YOUR INSTRUCTIONS:
Locate and copy all lines bearing the word "Health".

EXCERPTED DATA:
--------------------------------------------------

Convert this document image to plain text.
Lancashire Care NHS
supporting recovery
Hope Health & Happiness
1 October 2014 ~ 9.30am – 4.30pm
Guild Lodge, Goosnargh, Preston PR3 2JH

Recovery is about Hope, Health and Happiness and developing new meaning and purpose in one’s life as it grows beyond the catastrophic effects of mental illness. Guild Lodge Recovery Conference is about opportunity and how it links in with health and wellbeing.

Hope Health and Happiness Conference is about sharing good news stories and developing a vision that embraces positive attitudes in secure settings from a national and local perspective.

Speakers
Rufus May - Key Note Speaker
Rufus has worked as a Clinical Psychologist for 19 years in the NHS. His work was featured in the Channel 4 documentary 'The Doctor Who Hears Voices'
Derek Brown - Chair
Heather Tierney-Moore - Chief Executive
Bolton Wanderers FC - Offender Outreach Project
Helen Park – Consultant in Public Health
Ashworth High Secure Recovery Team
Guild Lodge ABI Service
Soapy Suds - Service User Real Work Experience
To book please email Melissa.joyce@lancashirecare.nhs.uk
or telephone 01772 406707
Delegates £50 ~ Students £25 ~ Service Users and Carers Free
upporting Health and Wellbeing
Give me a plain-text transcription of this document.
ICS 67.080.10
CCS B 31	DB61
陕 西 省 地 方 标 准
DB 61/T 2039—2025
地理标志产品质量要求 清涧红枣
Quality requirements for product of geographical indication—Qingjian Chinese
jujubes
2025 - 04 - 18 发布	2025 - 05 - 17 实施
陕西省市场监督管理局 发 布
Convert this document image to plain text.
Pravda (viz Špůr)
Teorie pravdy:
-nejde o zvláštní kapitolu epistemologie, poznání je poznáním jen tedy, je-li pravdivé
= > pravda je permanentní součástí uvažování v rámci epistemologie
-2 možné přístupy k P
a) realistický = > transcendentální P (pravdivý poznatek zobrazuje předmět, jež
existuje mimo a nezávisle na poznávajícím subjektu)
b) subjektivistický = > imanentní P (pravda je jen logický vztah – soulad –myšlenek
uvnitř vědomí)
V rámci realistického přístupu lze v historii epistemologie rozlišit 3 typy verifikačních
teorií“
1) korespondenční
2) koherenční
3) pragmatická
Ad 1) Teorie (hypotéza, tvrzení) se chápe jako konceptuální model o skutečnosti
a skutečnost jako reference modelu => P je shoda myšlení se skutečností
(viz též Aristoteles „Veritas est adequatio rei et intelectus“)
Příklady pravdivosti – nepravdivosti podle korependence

--------------------------------------------------

RESULT BELOW:
Hope Health & Happiness
Recovery is about Hope, Health and Happiness and developing new meaning and purpose in one’s life as it grows beyond the catastrophic effects of mental illness. Guild Lodge Recovery Conference is about opportunity and how it links in with health and wellbeing.
Hope Health and Happiness Conference is about sharing good news stories and developing a vision that embraces positive attitudes in secure settings from a national and local perspective.
Helen Park – Consultant in Public Health
upporting Health and Wellbeing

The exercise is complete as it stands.